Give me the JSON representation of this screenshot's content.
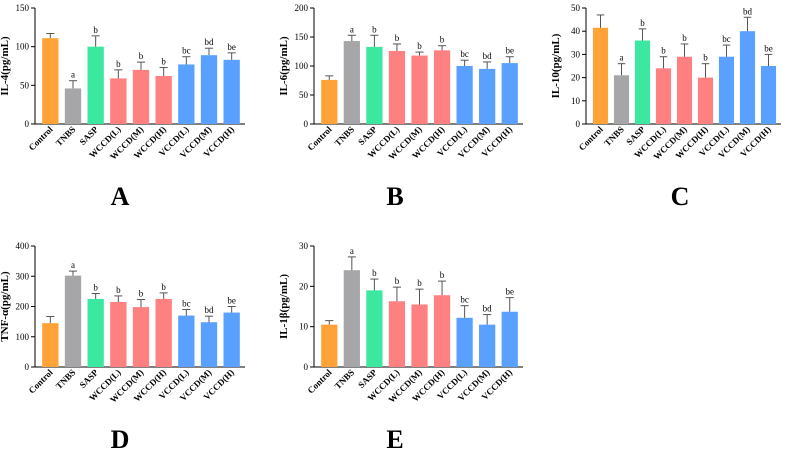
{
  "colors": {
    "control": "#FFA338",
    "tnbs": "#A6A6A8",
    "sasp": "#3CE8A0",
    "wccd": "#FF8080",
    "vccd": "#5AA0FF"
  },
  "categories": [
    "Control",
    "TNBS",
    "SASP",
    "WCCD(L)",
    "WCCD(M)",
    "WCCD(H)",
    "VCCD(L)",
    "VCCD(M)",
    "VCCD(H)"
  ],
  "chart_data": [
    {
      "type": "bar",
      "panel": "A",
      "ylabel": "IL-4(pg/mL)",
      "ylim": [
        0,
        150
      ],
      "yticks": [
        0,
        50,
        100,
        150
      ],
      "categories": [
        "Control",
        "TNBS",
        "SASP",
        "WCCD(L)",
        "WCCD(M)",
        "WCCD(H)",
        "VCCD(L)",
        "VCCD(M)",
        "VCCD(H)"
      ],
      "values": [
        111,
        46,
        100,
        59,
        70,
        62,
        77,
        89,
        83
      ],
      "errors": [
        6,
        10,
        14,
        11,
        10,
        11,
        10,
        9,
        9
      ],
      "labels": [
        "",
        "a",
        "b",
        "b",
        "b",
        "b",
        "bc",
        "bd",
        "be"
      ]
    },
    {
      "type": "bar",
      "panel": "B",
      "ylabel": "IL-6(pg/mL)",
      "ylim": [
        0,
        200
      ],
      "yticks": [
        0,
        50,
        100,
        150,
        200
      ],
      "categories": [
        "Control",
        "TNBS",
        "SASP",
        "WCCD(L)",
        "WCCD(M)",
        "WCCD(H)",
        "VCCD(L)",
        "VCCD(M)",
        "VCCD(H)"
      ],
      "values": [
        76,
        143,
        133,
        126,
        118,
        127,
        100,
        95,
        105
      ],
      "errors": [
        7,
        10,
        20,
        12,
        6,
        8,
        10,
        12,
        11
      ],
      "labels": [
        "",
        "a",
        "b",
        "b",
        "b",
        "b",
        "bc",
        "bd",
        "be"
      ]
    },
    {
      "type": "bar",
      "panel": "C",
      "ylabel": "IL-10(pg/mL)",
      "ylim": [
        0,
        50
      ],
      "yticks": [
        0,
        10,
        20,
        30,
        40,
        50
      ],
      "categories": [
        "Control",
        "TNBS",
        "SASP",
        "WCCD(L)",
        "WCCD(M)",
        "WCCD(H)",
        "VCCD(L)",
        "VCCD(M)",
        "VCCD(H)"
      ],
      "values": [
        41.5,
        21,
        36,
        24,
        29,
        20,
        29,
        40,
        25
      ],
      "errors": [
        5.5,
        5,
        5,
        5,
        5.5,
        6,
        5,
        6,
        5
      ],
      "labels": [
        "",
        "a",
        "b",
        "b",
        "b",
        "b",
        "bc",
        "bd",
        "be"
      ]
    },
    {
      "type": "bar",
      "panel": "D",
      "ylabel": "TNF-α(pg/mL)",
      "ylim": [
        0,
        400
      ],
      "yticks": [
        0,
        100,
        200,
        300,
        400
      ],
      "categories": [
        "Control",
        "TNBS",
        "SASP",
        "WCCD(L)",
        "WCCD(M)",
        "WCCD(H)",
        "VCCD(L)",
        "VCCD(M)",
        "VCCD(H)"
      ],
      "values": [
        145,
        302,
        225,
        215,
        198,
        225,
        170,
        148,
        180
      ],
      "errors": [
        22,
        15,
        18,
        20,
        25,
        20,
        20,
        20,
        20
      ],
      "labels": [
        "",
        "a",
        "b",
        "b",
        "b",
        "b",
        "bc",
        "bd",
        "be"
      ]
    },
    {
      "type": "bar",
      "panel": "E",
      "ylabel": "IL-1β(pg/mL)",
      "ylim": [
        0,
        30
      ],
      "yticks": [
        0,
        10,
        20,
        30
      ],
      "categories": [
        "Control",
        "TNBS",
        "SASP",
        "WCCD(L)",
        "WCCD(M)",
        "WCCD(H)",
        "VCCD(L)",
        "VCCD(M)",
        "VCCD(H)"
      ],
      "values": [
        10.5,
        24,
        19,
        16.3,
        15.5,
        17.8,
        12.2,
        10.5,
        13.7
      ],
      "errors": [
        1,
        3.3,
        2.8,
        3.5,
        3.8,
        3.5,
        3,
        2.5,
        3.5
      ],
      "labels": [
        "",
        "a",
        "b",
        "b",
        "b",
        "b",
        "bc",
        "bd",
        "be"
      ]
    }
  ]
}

━━━━━━━━━━

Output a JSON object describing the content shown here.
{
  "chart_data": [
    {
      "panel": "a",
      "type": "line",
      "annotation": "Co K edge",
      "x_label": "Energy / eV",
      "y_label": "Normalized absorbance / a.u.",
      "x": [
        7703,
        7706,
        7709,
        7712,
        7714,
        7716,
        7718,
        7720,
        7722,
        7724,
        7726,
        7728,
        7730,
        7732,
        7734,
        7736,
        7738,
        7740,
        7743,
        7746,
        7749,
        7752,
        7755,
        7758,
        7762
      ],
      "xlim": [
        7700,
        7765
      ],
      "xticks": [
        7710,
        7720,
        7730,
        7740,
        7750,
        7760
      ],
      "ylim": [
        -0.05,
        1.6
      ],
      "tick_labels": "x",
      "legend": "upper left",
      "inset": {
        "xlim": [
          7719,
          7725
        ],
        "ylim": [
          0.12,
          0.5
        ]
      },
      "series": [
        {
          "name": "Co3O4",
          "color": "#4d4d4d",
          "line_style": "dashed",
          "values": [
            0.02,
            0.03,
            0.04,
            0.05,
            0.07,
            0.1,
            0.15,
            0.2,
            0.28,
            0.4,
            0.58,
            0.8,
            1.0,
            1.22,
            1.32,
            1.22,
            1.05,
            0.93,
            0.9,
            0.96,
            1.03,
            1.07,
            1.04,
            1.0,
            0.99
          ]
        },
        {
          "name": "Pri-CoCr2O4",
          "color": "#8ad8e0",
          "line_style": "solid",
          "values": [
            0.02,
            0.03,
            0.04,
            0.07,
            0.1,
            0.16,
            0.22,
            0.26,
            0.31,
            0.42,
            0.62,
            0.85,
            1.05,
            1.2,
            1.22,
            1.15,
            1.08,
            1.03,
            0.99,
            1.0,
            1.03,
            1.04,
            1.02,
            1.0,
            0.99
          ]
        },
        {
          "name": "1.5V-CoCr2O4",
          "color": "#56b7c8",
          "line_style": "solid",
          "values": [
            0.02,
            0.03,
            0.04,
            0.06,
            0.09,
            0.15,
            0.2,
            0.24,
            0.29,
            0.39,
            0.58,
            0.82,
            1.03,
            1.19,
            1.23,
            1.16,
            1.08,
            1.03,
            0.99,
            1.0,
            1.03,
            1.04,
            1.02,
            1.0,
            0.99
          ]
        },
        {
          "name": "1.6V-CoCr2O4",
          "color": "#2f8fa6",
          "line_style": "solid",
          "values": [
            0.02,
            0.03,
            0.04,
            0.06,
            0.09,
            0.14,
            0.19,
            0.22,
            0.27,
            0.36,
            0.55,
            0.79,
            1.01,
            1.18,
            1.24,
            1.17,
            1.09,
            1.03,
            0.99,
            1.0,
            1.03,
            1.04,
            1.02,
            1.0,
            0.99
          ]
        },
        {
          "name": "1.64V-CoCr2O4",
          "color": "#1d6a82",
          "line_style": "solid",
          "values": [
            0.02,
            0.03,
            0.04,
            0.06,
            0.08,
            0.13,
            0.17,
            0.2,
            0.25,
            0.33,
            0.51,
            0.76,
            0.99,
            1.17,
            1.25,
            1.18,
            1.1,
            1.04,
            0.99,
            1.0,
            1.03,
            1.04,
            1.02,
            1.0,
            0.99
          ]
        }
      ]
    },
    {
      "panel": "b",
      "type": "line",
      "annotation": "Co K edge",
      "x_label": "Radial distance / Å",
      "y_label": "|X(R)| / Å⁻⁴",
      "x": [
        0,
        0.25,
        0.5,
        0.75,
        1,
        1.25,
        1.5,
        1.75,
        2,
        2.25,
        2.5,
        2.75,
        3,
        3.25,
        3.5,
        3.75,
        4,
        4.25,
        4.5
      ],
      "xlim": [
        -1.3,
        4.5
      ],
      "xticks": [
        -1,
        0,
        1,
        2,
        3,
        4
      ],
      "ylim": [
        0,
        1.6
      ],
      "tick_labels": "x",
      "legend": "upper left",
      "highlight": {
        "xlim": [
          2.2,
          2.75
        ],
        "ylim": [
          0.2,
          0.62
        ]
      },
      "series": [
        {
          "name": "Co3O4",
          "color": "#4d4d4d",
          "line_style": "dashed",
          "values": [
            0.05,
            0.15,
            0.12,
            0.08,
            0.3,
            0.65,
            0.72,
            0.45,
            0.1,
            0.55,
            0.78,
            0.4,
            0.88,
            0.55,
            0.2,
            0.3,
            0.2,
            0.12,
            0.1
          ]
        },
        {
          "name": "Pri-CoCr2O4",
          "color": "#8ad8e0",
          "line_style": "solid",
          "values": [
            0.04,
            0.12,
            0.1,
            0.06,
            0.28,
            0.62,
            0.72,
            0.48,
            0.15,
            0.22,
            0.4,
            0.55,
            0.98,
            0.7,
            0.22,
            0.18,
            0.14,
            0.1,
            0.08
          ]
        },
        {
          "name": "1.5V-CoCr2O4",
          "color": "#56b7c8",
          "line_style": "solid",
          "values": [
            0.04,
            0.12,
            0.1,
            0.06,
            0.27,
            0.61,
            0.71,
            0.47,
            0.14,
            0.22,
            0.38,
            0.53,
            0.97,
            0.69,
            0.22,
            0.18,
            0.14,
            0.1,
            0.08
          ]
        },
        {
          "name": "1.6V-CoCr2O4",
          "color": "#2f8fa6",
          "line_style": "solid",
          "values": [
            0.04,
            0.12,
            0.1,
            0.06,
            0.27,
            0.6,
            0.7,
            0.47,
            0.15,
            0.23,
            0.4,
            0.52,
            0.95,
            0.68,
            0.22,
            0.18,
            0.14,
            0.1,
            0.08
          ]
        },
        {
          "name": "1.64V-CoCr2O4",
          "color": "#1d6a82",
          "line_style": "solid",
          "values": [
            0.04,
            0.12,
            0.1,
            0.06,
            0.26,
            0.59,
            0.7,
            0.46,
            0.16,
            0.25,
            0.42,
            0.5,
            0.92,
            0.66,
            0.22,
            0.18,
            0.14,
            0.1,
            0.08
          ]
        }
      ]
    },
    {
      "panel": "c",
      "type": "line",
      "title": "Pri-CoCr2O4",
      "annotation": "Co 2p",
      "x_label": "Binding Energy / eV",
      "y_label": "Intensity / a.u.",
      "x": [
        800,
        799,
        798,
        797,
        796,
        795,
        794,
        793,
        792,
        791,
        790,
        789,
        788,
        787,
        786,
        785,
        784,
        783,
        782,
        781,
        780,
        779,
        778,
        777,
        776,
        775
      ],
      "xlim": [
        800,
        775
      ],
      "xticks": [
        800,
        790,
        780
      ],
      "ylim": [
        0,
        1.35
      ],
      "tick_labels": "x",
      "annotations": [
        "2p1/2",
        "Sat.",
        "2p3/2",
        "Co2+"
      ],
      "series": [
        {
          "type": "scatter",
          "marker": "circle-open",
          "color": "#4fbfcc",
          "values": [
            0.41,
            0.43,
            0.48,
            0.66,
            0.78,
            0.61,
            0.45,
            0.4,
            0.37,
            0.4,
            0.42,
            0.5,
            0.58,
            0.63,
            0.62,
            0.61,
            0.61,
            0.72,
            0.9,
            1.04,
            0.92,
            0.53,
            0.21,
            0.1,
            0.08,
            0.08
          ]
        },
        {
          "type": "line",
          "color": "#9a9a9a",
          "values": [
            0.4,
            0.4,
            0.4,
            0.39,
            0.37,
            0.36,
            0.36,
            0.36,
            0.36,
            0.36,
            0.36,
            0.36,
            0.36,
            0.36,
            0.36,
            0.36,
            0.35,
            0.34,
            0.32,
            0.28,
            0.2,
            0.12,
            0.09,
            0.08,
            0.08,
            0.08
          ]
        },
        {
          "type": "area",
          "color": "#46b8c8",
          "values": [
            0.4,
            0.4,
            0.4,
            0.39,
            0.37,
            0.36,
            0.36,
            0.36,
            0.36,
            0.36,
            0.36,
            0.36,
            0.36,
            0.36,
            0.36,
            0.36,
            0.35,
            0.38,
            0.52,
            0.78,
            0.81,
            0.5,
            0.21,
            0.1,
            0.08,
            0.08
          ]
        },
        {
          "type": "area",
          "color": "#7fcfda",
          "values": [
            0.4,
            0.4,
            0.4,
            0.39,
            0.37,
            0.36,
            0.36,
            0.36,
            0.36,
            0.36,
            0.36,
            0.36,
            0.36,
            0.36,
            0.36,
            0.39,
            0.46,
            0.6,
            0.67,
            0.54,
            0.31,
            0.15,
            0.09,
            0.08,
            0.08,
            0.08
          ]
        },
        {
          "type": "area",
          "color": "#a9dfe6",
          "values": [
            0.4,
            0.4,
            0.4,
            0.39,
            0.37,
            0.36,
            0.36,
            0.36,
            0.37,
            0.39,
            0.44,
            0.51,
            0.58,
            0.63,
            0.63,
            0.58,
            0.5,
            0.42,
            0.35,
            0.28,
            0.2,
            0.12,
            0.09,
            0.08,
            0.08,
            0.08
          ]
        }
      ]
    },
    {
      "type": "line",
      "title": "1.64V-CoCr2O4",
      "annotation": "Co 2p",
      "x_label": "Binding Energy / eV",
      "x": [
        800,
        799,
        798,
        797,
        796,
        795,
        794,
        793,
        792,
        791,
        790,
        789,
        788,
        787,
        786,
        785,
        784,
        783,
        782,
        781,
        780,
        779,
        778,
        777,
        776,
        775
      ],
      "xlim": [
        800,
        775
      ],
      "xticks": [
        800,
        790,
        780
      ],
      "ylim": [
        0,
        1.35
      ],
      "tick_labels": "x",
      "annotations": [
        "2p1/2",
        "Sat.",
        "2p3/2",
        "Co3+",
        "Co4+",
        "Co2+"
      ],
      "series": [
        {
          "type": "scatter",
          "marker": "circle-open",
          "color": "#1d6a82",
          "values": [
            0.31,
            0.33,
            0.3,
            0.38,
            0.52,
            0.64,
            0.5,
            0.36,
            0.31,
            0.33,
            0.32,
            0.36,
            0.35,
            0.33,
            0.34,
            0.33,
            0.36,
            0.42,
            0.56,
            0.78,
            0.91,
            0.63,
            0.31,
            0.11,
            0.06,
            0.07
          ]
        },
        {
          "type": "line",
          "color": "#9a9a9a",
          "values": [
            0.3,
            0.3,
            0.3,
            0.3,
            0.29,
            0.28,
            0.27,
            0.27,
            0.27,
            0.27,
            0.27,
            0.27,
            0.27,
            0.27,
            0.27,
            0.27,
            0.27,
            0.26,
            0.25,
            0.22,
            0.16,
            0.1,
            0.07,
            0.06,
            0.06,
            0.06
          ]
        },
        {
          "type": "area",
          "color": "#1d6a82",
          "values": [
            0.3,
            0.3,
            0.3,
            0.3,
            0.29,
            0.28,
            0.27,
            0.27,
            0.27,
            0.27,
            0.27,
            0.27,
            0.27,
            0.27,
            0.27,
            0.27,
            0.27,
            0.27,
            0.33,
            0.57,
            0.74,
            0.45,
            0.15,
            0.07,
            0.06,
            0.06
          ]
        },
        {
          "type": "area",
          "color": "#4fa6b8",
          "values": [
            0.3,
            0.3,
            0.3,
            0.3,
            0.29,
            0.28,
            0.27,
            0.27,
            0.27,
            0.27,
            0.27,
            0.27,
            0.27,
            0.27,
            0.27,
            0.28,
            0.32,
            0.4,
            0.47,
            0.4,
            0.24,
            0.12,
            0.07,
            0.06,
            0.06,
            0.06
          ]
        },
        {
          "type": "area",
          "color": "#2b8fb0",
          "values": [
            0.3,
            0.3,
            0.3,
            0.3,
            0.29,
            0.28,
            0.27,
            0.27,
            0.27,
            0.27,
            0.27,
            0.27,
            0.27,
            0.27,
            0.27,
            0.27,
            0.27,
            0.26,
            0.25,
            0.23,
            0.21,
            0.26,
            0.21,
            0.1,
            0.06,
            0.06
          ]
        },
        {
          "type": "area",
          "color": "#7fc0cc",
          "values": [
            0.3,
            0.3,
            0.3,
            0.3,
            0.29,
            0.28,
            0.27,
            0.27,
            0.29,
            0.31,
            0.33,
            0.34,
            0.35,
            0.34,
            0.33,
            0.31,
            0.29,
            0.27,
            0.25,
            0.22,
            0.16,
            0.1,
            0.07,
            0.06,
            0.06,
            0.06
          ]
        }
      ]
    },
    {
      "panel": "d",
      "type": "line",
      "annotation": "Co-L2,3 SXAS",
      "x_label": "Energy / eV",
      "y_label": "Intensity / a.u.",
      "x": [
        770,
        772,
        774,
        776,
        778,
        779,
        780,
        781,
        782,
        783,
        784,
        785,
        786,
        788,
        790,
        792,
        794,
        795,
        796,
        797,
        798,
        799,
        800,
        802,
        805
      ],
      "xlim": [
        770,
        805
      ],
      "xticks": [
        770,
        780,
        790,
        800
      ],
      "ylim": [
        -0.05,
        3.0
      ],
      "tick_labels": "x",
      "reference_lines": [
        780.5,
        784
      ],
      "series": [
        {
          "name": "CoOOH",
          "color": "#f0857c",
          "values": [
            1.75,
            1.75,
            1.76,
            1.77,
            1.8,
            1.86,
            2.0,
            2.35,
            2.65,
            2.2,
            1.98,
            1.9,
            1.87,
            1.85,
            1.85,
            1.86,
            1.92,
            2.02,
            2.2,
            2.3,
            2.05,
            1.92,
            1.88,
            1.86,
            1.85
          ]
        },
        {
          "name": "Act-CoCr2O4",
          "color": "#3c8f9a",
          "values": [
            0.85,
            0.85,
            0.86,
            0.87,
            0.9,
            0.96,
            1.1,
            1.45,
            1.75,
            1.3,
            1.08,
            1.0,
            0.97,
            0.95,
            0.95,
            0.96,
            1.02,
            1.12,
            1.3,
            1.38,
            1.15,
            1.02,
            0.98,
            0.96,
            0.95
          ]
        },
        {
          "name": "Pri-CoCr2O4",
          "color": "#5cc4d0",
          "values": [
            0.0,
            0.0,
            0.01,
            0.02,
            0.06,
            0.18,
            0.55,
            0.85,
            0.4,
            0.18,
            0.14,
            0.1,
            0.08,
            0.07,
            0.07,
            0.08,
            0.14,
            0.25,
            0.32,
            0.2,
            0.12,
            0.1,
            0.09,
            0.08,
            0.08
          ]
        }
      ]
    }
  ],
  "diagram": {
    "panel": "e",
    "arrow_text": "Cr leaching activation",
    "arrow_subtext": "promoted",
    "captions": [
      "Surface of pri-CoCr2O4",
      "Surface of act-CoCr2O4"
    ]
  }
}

━━━━━━━━━━

▸ **Goal of the exercise**:
Copy, from the material, each line that holds the string "JSON".

▸ **Exercise answer**:
Give me the JSON representation of this screenshot's content.
Output a JSON object describing the content shown here.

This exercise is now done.